**EXERCISE DETAILS:** Return, word for word, the lines between the one holding "option-label: pokaż [1428, 416, 1482, 439]" and the one holding "gender-require[interactable]: wymagaj podania", inclusive.

**SUPPLIED INFORMATION:**
▬▬▬▬▬▬▬▬▬▬

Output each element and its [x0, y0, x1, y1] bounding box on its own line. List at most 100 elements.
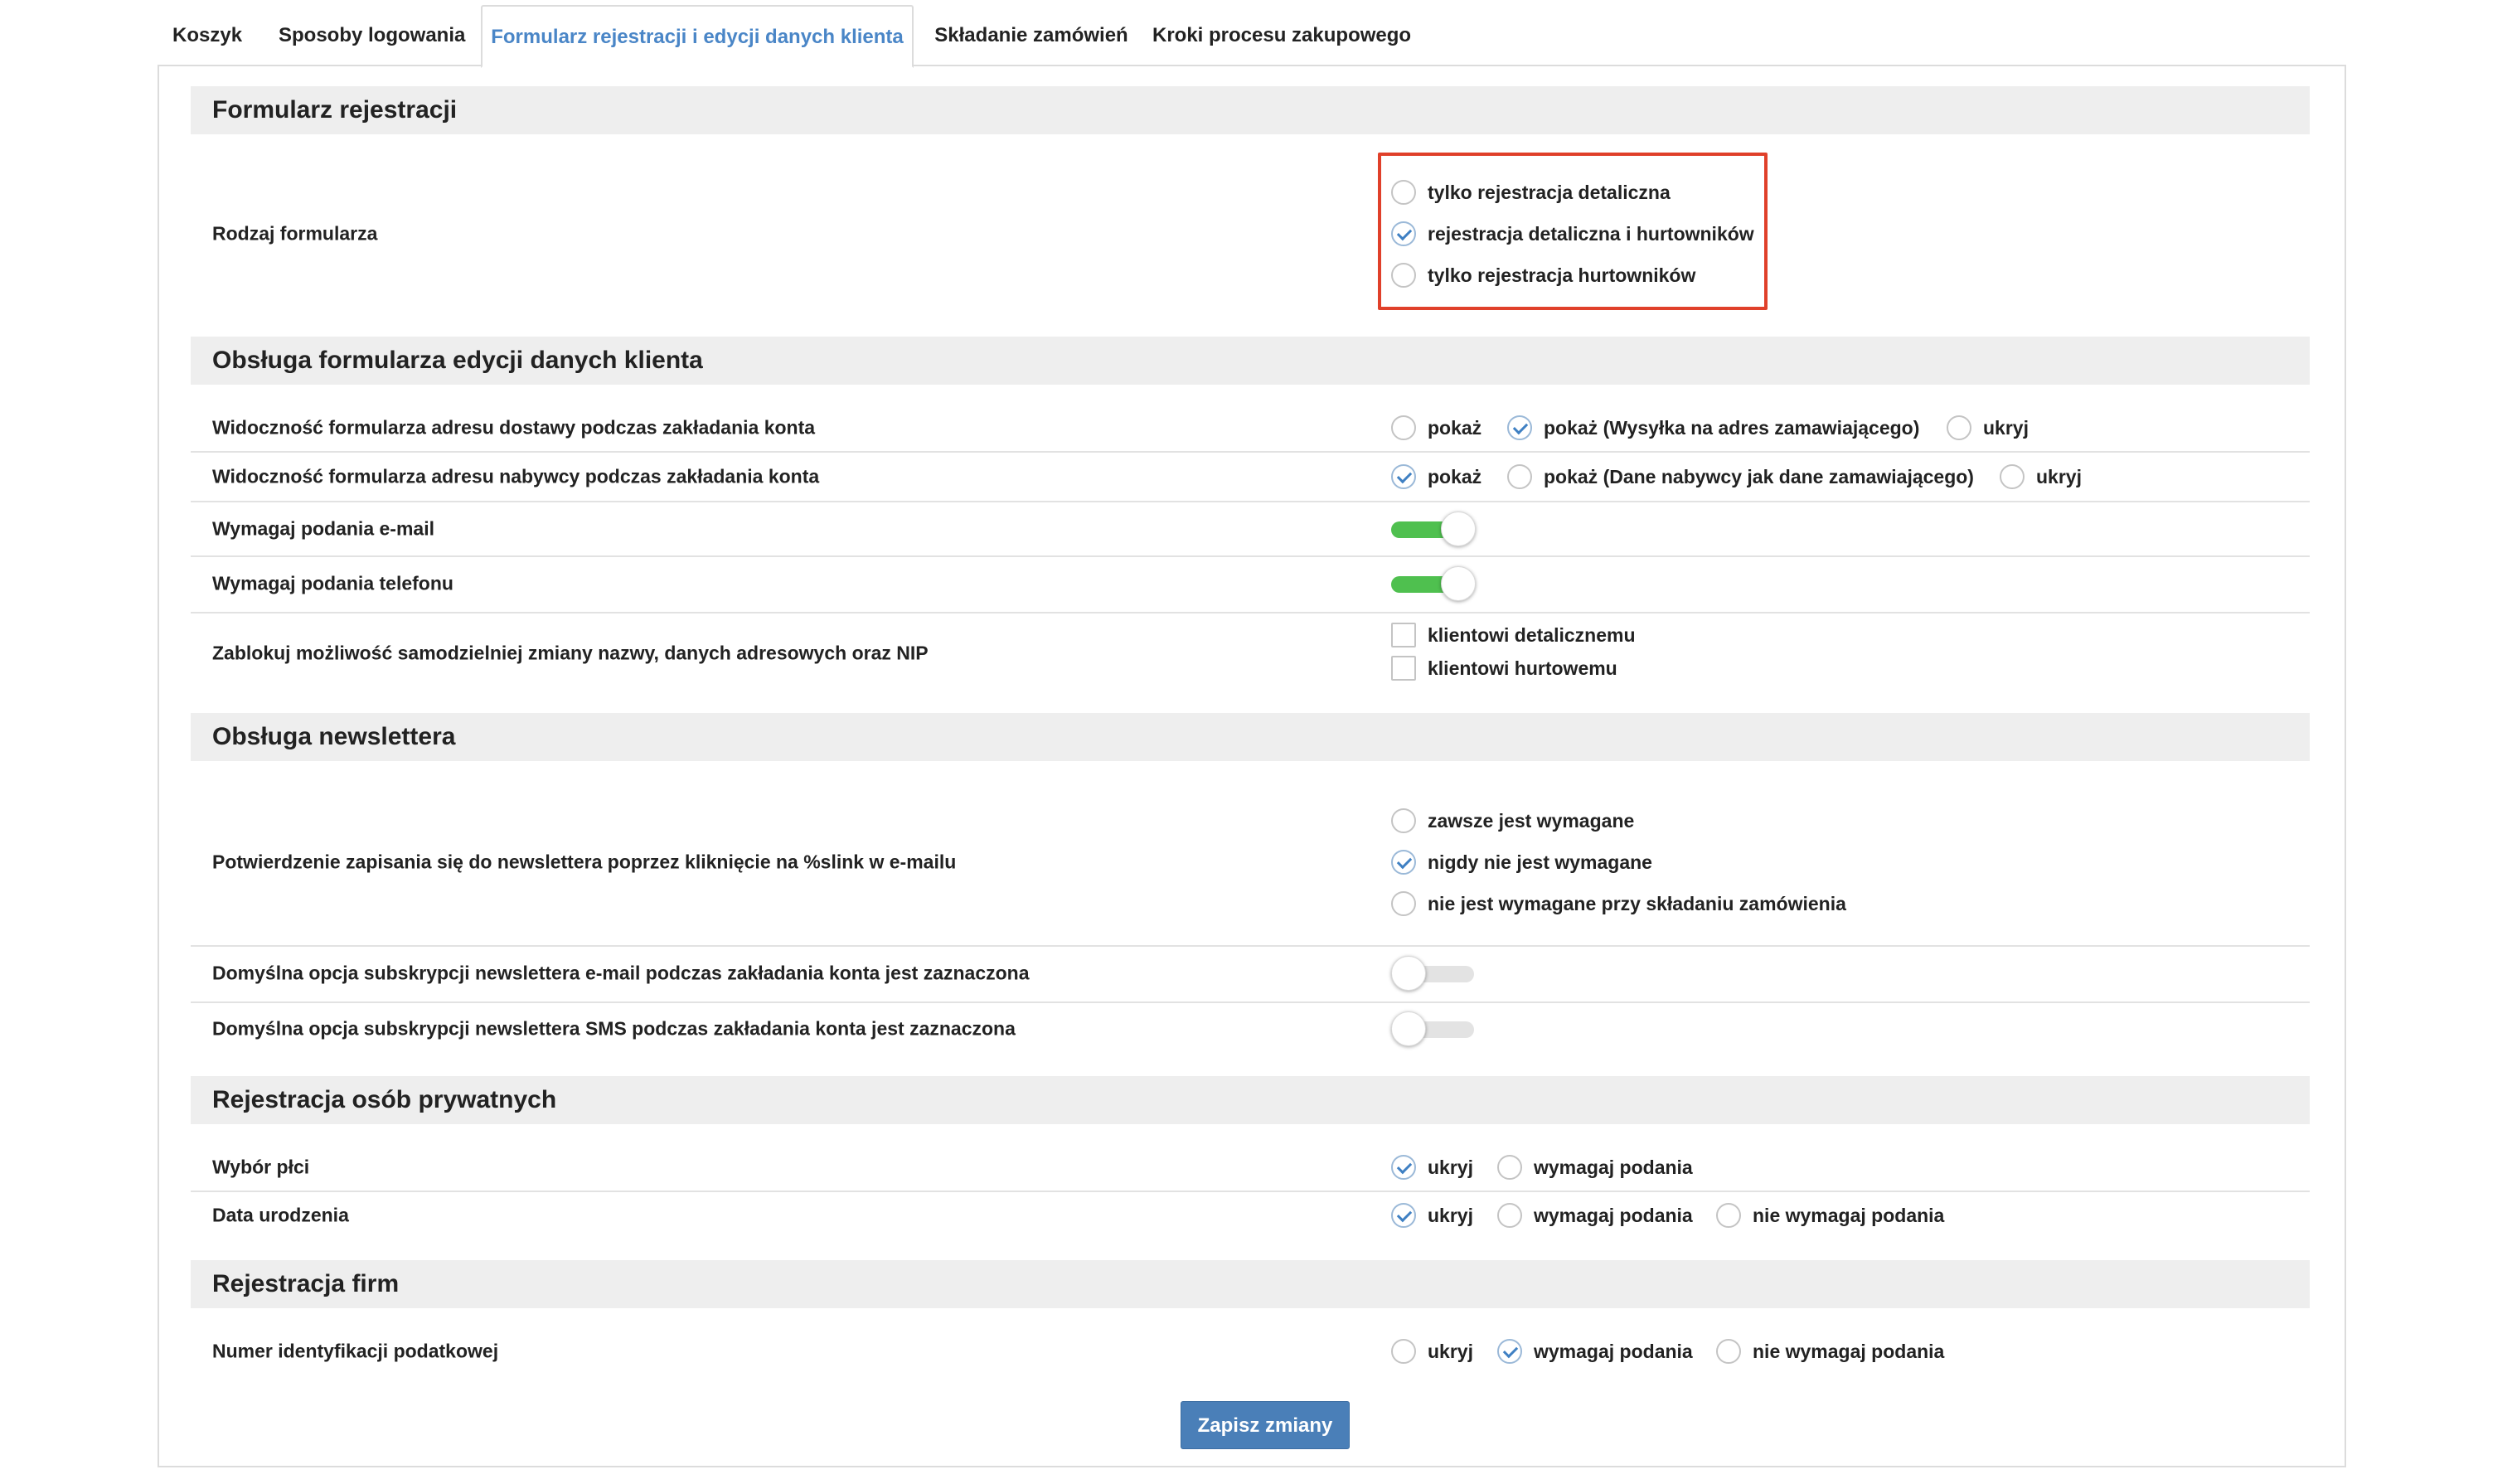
option-label: pokaż [1428, 416, 1482, 439]
require-phone-toggle[interactable] [1391, 566, 1476, 601]
radio-checked-icon [1497, 1339, 1522, 1364]
option-label: pokaż [1428, 465, 1482, 487]
delivery-visibility-hide[interactable]: ukryj [1947, 415, 2029, 440]
delivery-visibility-show[interactable]: pokaż [1391, 415, 1481, 440]
radio-checked-icon [1391, 1155, 1416, 1180]
option-label: nie wymagaj podania [1753, 1204, 1945, 1226]
option-label: nigdy nie jest wymagane [1428, 851, 1652, 873]
radio-checked-icon [1391, 464, 1416, 489]
option-label: pokaż (Dane nabywcy jak dane zamawiające… [1544, 465, 1974, 487]
require-email-toggle[interactable] [1391, 512, 1476, 546]
birth-date-hide[interactable]: ukryj [1391, 1203, 1473, 1228]
settings-panel [158, 66, 2346, 1467]
newsletter-confirmation-label: Potwierdzenie zapisania się do newslette… [212, 851, 957, 873]
radio-icon [1716, 1203, 1741, 1228]
radio-icon [1391, 808, 1416, 833]
row-divider [191, 1191, 2310, 1192]
tab-login-methods[interactable]: Sposoby logowania [279, 5, 465, 66]
row-divider [191, 451, 2310, 453]
option-label: nie wymagaj podania [1753, 1340, 1945, 1362]
tax-id-hide[interactable]: ukryj [1391, 1339, 1473, 1364]
checkbox-icon [1391, 623, 1416, 647]
form-type-option-wholesale[interactable]: tylko rejestracja hurtowników [1391, 263, 1695, 288]
radio-icon [1391, 263, 1416, 288]
option-label: klientowi detalicznemu [1428, 623, 1636, 646]
radio-checked-icon [1507, 415, 1532, 440]
form-type-option-retail-wholesale[interactable]: rejestracja detaliczna i hurtowników [1391, 221, 1754, 246]
section-title-company-registration: Rejestracja firm [191, 1260, 2310, 1308]
option-label: ukryj [1428, 1156, 1473, 1178]
tax-id-require[interactable]: wymagaj podania [1497, 1339, 1693, 1364]
save-button[interactable]: Zapisz zmiany [1181, 1401, 1350, 1449]
gender-hide[interactable]: ukryj [1391, 1155, 1473, 1180]
tax-id-not-require[interactable]: nie wymagaj podania [1716, 1339, 1944, 1364]
radio-icon [1391, 1339, 1416, 1364]
tab-purchase-steps[interactable]: Kroki procesu zakupowego [1152, 5, 1411, 66]
gender-require[interactable]: wymagaj podania [1497, 1155, 1693, 1180]
lock-retail-checkbox[interactable]: klientowi detalicznemu [1391, 623, 1636, 647]
row-divider [191, 1001, 2310, 1003]
newsletter-confirm-never[interactable]: nigdy nie jest wymagane [1391, 850, 1652, 875]
option-label: wymagaj podania [1534, 1340, 1693, 1362]
buyer-visibility-hide[interactable]: ukryj [2000, 464, 2082, 489]
newsletter-confirm-not-on-order[interactable]: nie jest wymagane przy składaniu zamówie… [1391, 891, 1846, 916]
radio-icon [1716, 1339, 1741, 1364]
tax-id-label: Numer identyfikacji podatkowej [212, 1340, 499, 1362]
form-type-option-retail[interactable]: tylko rejestracja detaliczna [1391, 180, 1671, 205]
option-label: wymagaj podania [1534, 1156, 1693, 1178]
buyer-visibility-show[interactable]: pokaż [1391, 464, 1481, 489]
birth-date-label: Data urodzenia [212, 1204, 349, 1226]
option-label: tylko rejestracja hurtowników [1428, 264, 1696, 286]
radio-icon [1507, 464, 1532, 489]
row-divider [191, 555, 2310, 557]
option-label: wymagaj podania [1534, 1204, 1693, 1226]
option-label: zawsze jest wymagane [1428, 809, 1635, 832]
form-type-label: Rodzaj formularza [212, 222, 378, 245]
birth-date-require[interactable]: wymagaj podania [1497, 1203, 1693, 1228]
tab-registration-form[interactable]: Formularz rejestracji i edycji danych kl… [481, 5, 914, 68]
option-label: nie jest wymagane przy składaniu zamówie… [1428, 892, 1846, 914]
tab-koszyk[interactable]: Koszyk [172, 5, 242, 66]
default-email-sub-label: Domyślna opcja subskrypcji newslettera e… [212, 962, 1030, 984]
radio-checked-icon [1391, 221, 1416, 246]
default-sms-sub-label: Domyślna opcja subskrypcji newslettera S… [212, 1017, 1016, 1040]
option-label: rejestracja detaliczna i hurtowników [1428, 222, 1754, 245]
delivery-address-visibility-label: Widoczność formularza adresu dostawy pod… [212, 416, 816, 439]
radio-icon [1497, 1203, 1522, 1228]
option-label: pokaż (Wysyłka na adres zamawiającego) [1544, 416, 1920, 439]
radio-icon [1391, 891, 1416, 916]
newsletter-confirm-always[interactable]: zawsze jest wymagane [1391, 808, 1634, 833]
radio-icon [1391, 415, 1416, 440]
radio-icon [1391, 180, 1416, 205]
birth-date-not-require[interactable]: nie wymagaj podania [1716, 1203, 1944, 1228]
row-divider [191, 945, 2310, 947]
row-divider [191, 612, 2310, 613]
option-label: tylko rejestracja detaliczna [1428, 181, 1671, 203]
tab-order-placement[interactable]: Składanie zamówień [934, 5, 1129, 66]
require-phone-label: Wymagaj podania telefonu [212, 572, 453, 594]
option-label: ukryj [2036, 465, 2082, 487]
delivery-visibility-show-orderer[interactable]: pokaż (Wysyłka na adres zamawiającego) [1507, 415, 1919, 440]
radio-icon [1947, 415, 1971, 440]
toggle-knob [1441, 512, 1476, 546]
radio-checked-icon [1391, 850, 1416, 875]
section-title-registration-form: Formularz rejestracji [191, 86, 2310, 134]
checkbox-icon [1391, 656, 1416, 681]
buyer-address-visibility-label: Widoczność formularza adresu nabywcy pod… [212, 465, 820, 487]
toggle-knob [1391, 956, 1426, 991]
lock-wholesale-checkbox[interactable]: klientowi hurtowemu [1391, 656, 1617, 681]
buyer-visibility-show-orderer[interactable]: pokaż (Dane nabywcy jak dane zamawiające… [1507, 464, 1974, 489]
option-label: ukryj [1428, 1340, 1473, 1362]
section-title-edit-form: Obsługa formularza edycji danych klienta [191, 337, 2310, 385]
default-sms-sub-toggle[interactable] [1391, 1011, 1474, 1046]
toggle-knob [1441, 566, 1476, 601]
toggle-knob [1391, 1011, 1426, 1046]
tab-bar: Koszyk Sposoby logowania Formularz rejes… [158, 5, 2346, 68]
option-label: klientowi hurtowemu [1428, 657, 1617, 679]
option-label: ukryj [1428, 1204, 1473, 1226]
section-title-private-registration: Rejestracja osób prywatnych [191, 1076, 2310, 1124]
default-email-sub-toggle[interactable] [1391, 956, 1474, 991]
section-title-newsletter: Obsługa newslettera [191, 713, 2310, 761]
radio-icon [1497, 1155, 1522, 1180]
option-label: ukryj [1983, 416, 2029, 439]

▬▬▬▬▬▬▬▬▬▬

**TASK RESPONSE:**
option-label: pokaż [1428, 416, 1482, 439]
require-phone-toggle[interactable] [1391, 566, 1476, 601]
radio-checked-icon [1497, 1339, 1522, 1364]
option-label: pokaż [1428, 465, 1482, 487]
delivery-visibility-hide[interactable]: ukryj [1947, 415, 2029, 440]
delivery-visibility-show[interactable]: pokaż [1391, 415, 1481, 440]
radio-checked-icon [1391, 1155, 1416, 1180]
option-label: nie wymagaj podania [1753, 1204, 1945, 1226]
option-label: nigdy nie jest wymagane [1428, 851, 1652, 873]
radio-checked-icon [1391, 464, 1416, 489]
option-label: pokaż (Dane nabywcy jak dane zamawiające… [1544, 465, 1974, 487]
require-email-toggle[interactable] [1391, 512, 1476, 546]
birth-date-hide[interactable]: ukryj [1391, 1203, 1473, 1228]
settings-panel [158, 66, 2346, 1467]
newsletter-confirmation-label: Potwierdzenie zapisania się do newslette… [212, 851, 957, 873]
radio-icon [1716, 1203, 1741, 1228]
radio-icon [1391, 808, 1416, 833]
row-divider [191, 1191, 2310, 1192]
tab-login-methods[interactable]: Sposoby logowania [279, 5, 465, 66]
row-divider [191, 451, 2310, 453]
option-label: nie wymagaj podania [1753, 1340, 1945, 1362]
tax-id-hide[interactable]: ukryj [1391, 1339, 1473, 1364]
checkbox-icon [1391, 623, 1416, 647]
form-type-option-wholesale[interactable]: tylko rejestracja hurtowników [1391, 263, 1695, 288]
radio-icon [1391, 263, 1416, 288]
option-label: klientowi detalicznemu [1428, 623, 1636, 646]
radio-checked-icon [1507, 415, 1532, 440]
form-type-option-retail-wholesale[interactable]: rejestracja detaliczna i hurtowników [1391, 221, 1754, 246]
section-title-company-registration: Rejestracja firm [191, 1260, 2310, 1308]
option-label: ukryj [1428, 1156, 1473, 1178]
tax-id-require[interactable]: wymagaj podania [1497, 1339, 1693, 1364]
save-button[interactable]: Zapisz zmiany [1181, 1401, 1350, 1449]
gender-hide[interactable]: ukryj [1391, 1155, 1473, 1180]
tax-id-not-require[interactable]: nie wymagaj podania [1716, 1339, 1944, 1364]
radio-icon [1391, 1339, 1416, 1364]
tab-purchase-steps[interactable]: Kroki procesu zakupowego [1152, 5, 1411, 66]
gender-require[interactable]: wymagaj podania [1497, 1155, 1693, 1180]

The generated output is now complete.